→ **Exercise requirements**: Without altering anything, output the material below.

Stored items
◇ ◇ ◇

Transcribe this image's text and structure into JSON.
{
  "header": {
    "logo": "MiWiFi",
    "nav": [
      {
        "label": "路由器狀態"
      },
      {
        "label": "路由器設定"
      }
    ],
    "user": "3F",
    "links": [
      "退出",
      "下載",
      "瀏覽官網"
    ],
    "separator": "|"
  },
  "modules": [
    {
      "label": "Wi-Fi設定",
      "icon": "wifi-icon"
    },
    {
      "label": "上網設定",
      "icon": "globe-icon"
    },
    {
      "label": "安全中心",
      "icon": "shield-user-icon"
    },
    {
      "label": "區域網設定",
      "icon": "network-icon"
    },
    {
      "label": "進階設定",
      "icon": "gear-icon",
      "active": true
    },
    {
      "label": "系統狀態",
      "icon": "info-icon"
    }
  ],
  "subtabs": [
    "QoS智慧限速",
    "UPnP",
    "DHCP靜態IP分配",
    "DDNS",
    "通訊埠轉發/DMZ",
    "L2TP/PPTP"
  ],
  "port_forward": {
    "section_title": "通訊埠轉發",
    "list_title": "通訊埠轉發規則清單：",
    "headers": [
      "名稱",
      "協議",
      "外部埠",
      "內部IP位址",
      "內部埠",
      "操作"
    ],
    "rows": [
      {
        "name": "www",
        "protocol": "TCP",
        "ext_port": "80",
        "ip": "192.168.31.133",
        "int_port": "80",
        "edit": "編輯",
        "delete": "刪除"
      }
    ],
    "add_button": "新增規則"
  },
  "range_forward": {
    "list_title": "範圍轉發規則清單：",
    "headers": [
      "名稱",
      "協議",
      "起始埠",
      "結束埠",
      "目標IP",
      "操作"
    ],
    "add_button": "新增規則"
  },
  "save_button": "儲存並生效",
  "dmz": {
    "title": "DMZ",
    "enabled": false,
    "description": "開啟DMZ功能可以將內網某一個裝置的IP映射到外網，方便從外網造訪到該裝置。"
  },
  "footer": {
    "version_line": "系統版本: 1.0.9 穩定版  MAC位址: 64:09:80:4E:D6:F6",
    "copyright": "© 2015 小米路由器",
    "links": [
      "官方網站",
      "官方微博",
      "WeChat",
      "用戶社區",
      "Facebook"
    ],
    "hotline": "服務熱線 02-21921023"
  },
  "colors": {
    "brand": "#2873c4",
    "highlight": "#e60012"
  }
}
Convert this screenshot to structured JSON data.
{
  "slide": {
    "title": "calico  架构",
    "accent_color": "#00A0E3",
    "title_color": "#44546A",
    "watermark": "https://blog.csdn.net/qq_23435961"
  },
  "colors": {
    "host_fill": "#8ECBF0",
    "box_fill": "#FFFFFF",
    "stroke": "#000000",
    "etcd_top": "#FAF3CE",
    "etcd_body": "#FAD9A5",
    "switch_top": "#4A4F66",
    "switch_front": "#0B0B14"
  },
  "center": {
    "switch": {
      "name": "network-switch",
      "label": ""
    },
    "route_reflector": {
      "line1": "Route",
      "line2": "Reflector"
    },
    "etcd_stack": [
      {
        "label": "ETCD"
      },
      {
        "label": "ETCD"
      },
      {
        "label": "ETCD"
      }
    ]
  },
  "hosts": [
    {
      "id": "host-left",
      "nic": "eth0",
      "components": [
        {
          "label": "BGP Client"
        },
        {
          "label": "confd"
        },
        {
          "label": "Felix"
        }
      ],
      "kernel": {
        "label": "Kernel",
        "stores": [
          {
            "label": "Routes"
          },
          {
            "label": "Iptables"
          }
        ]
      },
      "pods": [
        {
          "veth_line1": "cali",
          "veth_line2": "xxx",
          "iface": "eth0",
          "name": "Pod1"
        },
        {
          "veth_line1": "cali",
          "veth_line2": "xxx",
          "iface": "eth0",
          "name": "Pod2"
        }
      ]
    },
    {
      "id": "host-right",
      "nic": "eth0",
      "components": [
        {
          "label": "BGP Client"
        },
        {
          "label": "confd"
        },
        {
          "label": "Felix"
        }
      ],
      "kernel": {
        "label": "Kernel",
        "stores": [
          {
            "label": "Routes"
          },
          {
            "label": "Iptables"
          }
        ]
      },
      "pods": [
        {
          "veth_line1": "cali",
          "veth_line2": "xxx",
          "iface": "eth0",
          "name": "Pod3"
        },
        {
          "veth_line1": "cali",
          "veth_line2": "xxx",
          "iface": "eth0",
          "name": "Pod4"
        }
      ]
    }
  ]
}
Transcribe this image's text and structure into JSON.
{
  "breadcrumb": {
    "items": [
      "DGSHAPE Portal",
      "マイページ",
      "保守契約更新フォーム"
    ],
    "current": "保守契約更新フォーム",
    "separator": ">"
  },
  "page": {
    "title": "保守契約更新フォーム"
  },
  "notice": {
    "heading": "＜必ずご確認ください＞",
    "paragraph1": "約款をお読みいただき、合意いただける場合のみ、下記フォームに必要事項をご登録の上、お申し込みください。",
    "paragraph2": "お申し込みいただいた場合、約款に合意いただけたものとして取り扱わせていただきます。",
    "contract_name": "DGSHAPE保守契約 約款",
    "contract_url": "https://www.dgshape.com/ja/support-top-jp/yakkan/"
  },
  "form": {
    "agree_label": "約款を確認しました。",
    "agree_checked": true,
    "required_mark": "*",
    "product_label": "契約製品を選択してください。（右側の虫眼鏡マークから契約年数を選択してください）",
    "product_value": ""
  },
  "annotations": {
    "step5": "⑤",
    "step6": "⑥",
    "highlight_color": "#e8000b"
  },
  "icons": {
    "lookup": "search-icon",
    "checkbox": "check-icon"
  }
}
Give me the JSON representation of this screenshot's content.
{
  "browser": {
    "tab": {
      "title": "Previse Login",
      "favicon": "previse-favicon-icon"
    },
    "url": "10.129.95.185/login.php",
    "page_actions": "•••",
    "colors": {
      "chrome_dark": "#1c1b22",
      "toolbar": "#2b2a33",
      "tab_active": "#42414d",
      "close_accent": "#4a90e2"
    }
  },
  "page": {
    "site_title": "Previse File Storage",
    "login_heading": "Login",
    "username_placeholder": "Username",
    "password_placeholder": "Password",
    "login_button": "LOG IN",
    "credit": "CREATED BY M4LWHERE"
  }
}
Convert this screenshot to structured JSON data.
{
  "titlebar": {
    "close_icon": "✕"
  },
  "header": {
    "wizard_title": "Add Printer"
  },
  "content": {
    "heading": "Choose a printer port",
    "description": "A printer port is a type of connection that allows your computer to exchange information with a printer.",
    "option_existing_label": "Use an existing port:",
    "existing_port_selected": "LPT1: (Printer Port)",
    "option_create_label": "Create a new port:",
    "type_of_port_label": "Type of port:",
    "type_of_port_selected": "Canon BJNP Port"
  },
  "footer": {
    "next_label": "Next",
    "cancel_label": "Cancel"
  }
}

◇ ◇ ◇

→ **Response**:
Transcribe this image's text and structure into JSON.
{
  "header": {
    "logo": "MiWiFi",
    "nav": [
      {
        "label": "路由器狀態"
      },
      {
        "label": "路由器設定"
      }
    ],
    "user": "3F",
    "links": [
      "退出",
      "下載",
      "瀏覽官網"
    ],
    "separator": "|"
  },
  "modules": [
    {
      "label": "Wi-Fi設定",
      "icon": "wifi-icon"
    },
    {
      "label": "上網設定",
      "icon": "globe-icon"
    },
    {
      "label": "安全中心",
      "icon": "shield-user-icon"
    },
    {
      "label": "區域網設定",
      "icon": "network-icon"
    },
    {
      "label": "進階設定",
      "icon": "gear-icon",
      "active": true
    },
    {
      "label": "系統狀態",
      "icon": "info-icon"
    }
  ],
  "subtabs": [
    "QoS智慧限速",
    "UPnP",
    "DHCP靜態IP分配",
    "DDNS",
    "通訊埠轉發/DMZ",
    "L2TP/PPTP"
  ],
  "port_forward": {
    "section_title": "通訊埠轉發",
    "list_title": "通訊埠轉發規則清單：",
    "headers": [
      "名稱",
      "協議",
      "外部埠",
      "內部IP位址",
      "內部埠",
      "操作"
    ],
    "rows": [
      {
        "name": "www",
        "protocol": "TCP",
        "ext_port": "80",
        "ip": "192.168.31.133",
        "int_port": "80",
        "edit": "編輯",
        "delete": "刪除"
      }
    ],
    "add_button": "新增規則"
  },
  "range_forward": {
    "list_title": "範圍轉發規則清單：",
    "headers": [
      "名稱",
      "協議",
      "起始埠",
      "結束埠",
      "目標IP",
      "操作"
    ],
    "add_button": "新增規則"
  },
  "save_button": "儲存並生效",
  "dmz": {
    "title": "DMZ",
    "enabled": false,
    "description": "開啟DMZ功能可以將內網某一個裝置的IP映射到外網，方便從外網造訪到該裝置。"
  },
  "footer": {
    "version_line": "系統版本: 1.0.9 穩定版  MAC位址: 64:09:80:4E:D6:F6",
    "copyright": "© 2015 小米路由器",
    "links": [
      "官方網站",
      "官方微博",
      "WeChat",
      "用戶社區",
      "Facebook"
    ],
    "hotline": "服務熱線 02-21921023"
  },
  "colors": {
    "brand": "#2873c4",
    "highlight": "#e60012"
  }
}
Convert this screenshot to structured JSON data.
{
  "slide": {
    "title": "calico  架构",
    "accent_color": "#00A0E3",
    "title_color": "#44546A",
    "watermark": "https://blog.csdn.net/qq_23435961"
  },
  "colors": {
    "host_fill": "#8ECBF0",
    "box_fill": "#FFFFFF",
    "stroke": "#000000",
    "etcd_top": "#FAF3CE",
    "etcd_body": "#FAD9A5",
    "switch_top": "#4A4F66",
    "switch_front": "#0B0B14"
  },
  "center": {
    "switch": {
      "name": "network-switch",
      "label": ""
    },
    "route_reflector": {
      "line1": "Route",
      "line2": "Reflector"
    },
    "etcd_stack": [
      {
        "label": "ETCD"
      },
      {
        "label": "ETCD"
      },
      {
        "label": "ETCD"
      }
    ]
  },
  "hosts": [
    {
      "id": "host-left",
      "nic": "eth0",
      "components": [
        {
          "label": "BGP Client"
        },
        {
          "label": "confd"
        },
        {
          "label": "Felix"
        }
      ],
      "kernel": {
        "label": "Kernel",
        "stores": [
          {
            "label": "Routes"
          },
          {
            "label": "Iptables"
          }
        ]
      },
      "pods": [
        {
          "veth_line1": "cali",
          "veth_line2": "xxx",
          "iface": "eth0",
          "name": "Pod1"
        },
        {
          "veth_line1": "cali",
          "veth_line2": "xxx",
          "iface": "eth0",
          "name": "Pod2"
        }
      ]
    },
    {
      "id": "host-right",
      "nic": "eth0",
      "components": [
        {
          "label": "BGP Client"
        },
        {
          "label": "confd"
        },
        {
          "label": "Felix"
        }
      ],
      "kernel": {
        "label": "Kernel",
        "stores": [
          {
            "label": "Routes"
          },
          {
            "label": "Iptables"
          }
        ]
      },
      "pods": [
        {
          "veth_line1": "cali",
          "veth_line2": "xxx",
          "iface": "eth0",
          "name": "Pod3"
        },
        {
          "veth_line1": "cali",
          "veth_line2": "xxx",
          "iface": "eth0",
          "name": "Pod4"
        }
      ]
    }
  ]
}
Transcribe this image's text and structure into JSON.
{
  "breadcrumb": {
    "items": [
      "DGSHAPE Portal",
      "マイページ",
      "保守契約更新フォーム"
    ],
    "current": "保守契約更新フォーム",
    "separator": ">"
  },
  "page": {
    "title": "保守契約更新フォーム"
  },
  "notice": {
    "heading": "＜必ずご確認ください＞",
    "paragraph1": "約款をお読みいただき、合意いただける場合のみ、下記フォームに必要事項をご登録の上、お申し込みください。",
    "paragraph2": "お申し込みいただいた場合、約款に合意いただけたものとして取り扱わせていただきます。",
    "contract_name": "DGSHAPE保守契約 約款",
    "contract_url": "https://www.dgshape.com/ja/support-top-jp/yakkan/"
  },
  "form": {
    "agree_label": "約款を確認しました。",
    "agree_checked": true,
    "required_mark": "*",
    "product_label": "契約製品を選択してください。（右側の虫眼鏡マークから契約年数を選択してください）",
    "product_value": ""
  },
  "annotations": {
    "step5": "⑤",
    "step6": "⑥",
    "highlight_color": "#e8000b"
  },
  "icons": {
    "lookup": "search-icon",
    "checkbox": "check-icon"
  }
}
Give me the JSON representation of this screenshot's content.
{
  "browser": {
    "tab": {
      "title": "Previse Login",
      "favicon": "previse-favicon-icon"
    },
    "url": "10.129.95.185/login.php",
    "page_actions": "•••",
    "colors": {
      "chrome_dark": "#1c1b22",
      "toolbar": "#2b2a33",
      "tab_active": "#42414d",
      "close_accent": "#4a90e2"
    }
  },
  "page": {
    "site_title": "Previse File Storage",
    "login_heading": "Login",
    "username_placeholder": "Username",
    "password_placeholder": "Password",
    "login_button": "LOG IN",
    "credit": "CREATED BY M4LWHERE"
  }
}
Convert this screenshot to structured JSON data.
{
  "titlebar": {
    "close_icon": "✕"
  },
  "header": {
    "wizard_title": "Add Printer"
  },
  "content": {
    "heading": "Choose a printer port",
    "description": "A printer port is a type of connection that allows your computer to exchange information with a printer.",
    "option_existing_label": "Use an existing port:",
    "existing_port_selected": "LPT1: (Printer Port)",
    "option_create_label": "Create a new port:",
    "type_of_port_label": "Type of port:",
    "type_of_port_selected": "Canon BJNP Port"
  },
  "footer": {
    "next_label": "Next",
    "cancel_label": "Cancel"
  }
}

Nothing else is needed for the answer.